# [The data]
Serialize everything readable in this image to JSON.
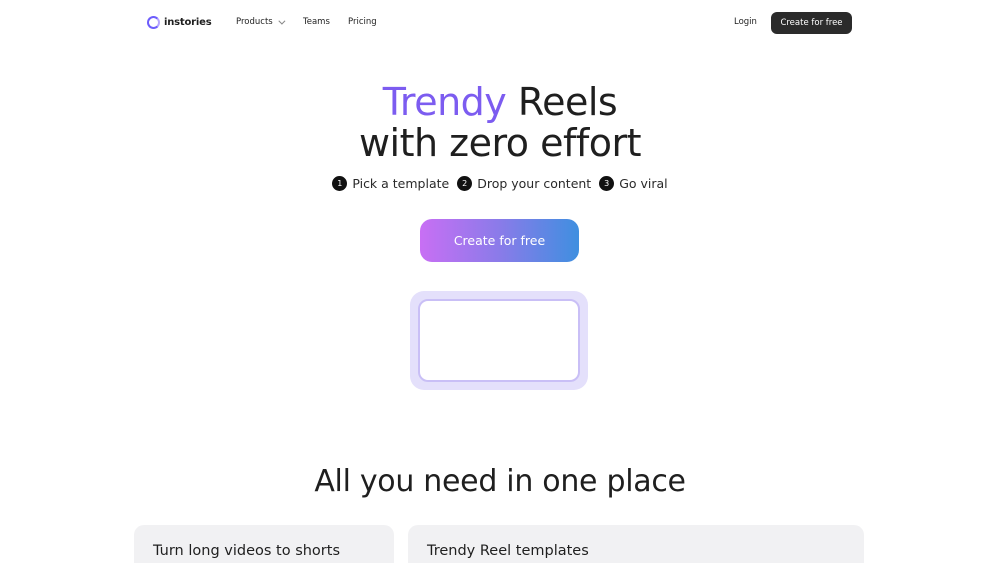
{
  "nav": {
    "logo_text": "instories",
    "logo_icon": "ring-logo-icon",
    "links": {
      "products": "Products",
      "teams": "Teams",
      "pricing": "Pricing",
      "login": "Login"
    },
    "cta": "Create for free"
  },
  "hero": {
    "title_accent": "Trendy",
    "title_rest": " Reels",
    "title_line2": "with zero effort",
    "steps": [
      {
        "num": "1",
        "label": "Pick a template"
      },
      {
        "num": "2",
        "label": "Drop your content"
      },
      {
        "num": "3",
        "label": "Go viral"
      }
    ],
    "cta": "Create for free"
  },
  "section": {
    "title": "All you need in one place",
    "cards": [
      {
        "title": "Turn long videos to shorts"
      },
      {
        "title": "Trendy Reel templates"
      }
    ]
  },
  "colors": {
    "accent": "#7c5cf0",
    "dark_button": "#2b2b2b",
    "gradient_start": "#c86ff4",
    "gradient_end": "#3f8fe0"
  }
}
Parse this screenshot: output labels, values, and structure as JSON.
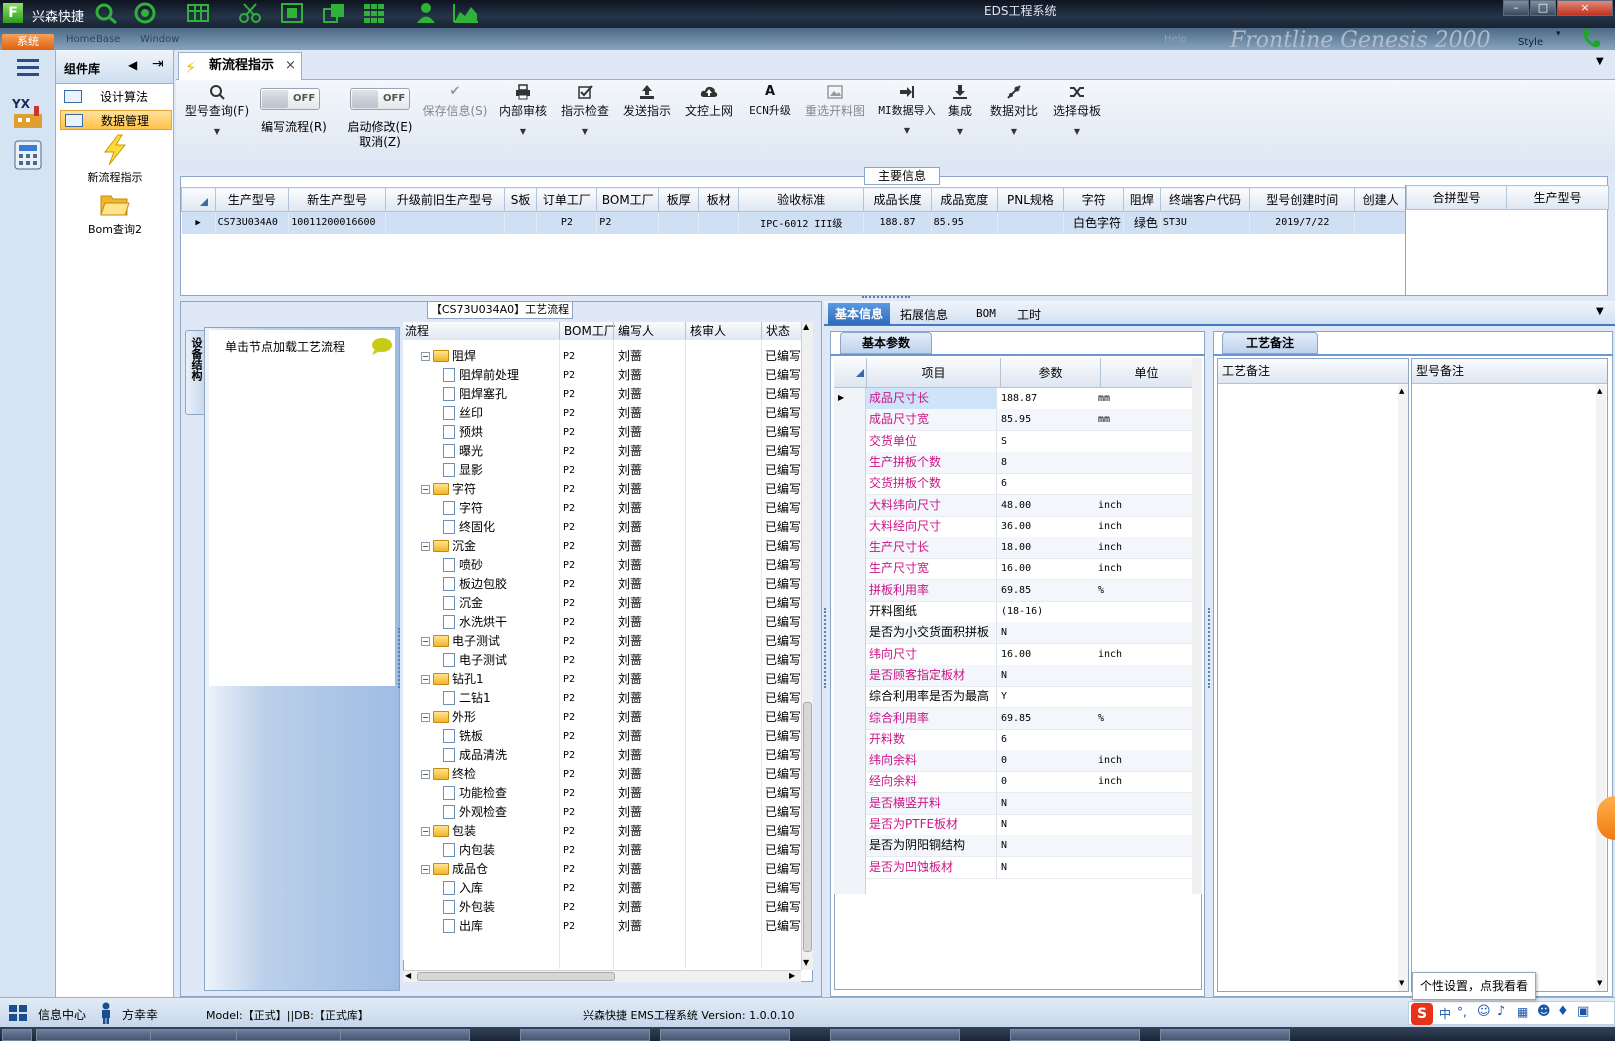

# [Your assignment]
Without any of the pictures, reproduce the listing above exactly.

# [Exercise answer]
Serialize everything readable in this image to JSON.
{
  "nav": {
    "logo_text": "instories",
    "logo_icon": "ring-logo-icon",
    "links": {
      "products": "Products",
      "teams": "Teams",
      "pricing": "Pricing",
      "login": "Login"
    },
    "cta": "Create for free"
  },
  "hero": {
    "title_accent": "Trendy",
    "title_rest": " Reels",
    "title_line2": "with zero effort",
    "steps": [
      {
        "num": "1",
        "label": "Pick a template"
      },
      {
        "num": "2",
        "label": "Drop your content"
      },
      {
        "num": "3",
        "label": "Go viral"
      }
    ],
    "cta": "Create for free"
  },
  "section": {
    "title": "All you need in one place",
    "cards": [
      {
        "title": "Turn long videos to shorts"
      },
      {
        "title": "Trendy Reel templates"
      }
    ]
  },
  "colors": {
    "accent": "#7c5cf0",
    "dark_button": "#2b2b2b",
    "gradient_start": "#c86ff4",
    "gradient_end": "#3f8fe0"
  }
}
Parse this screenshot: output labels, values, and structure as JSON.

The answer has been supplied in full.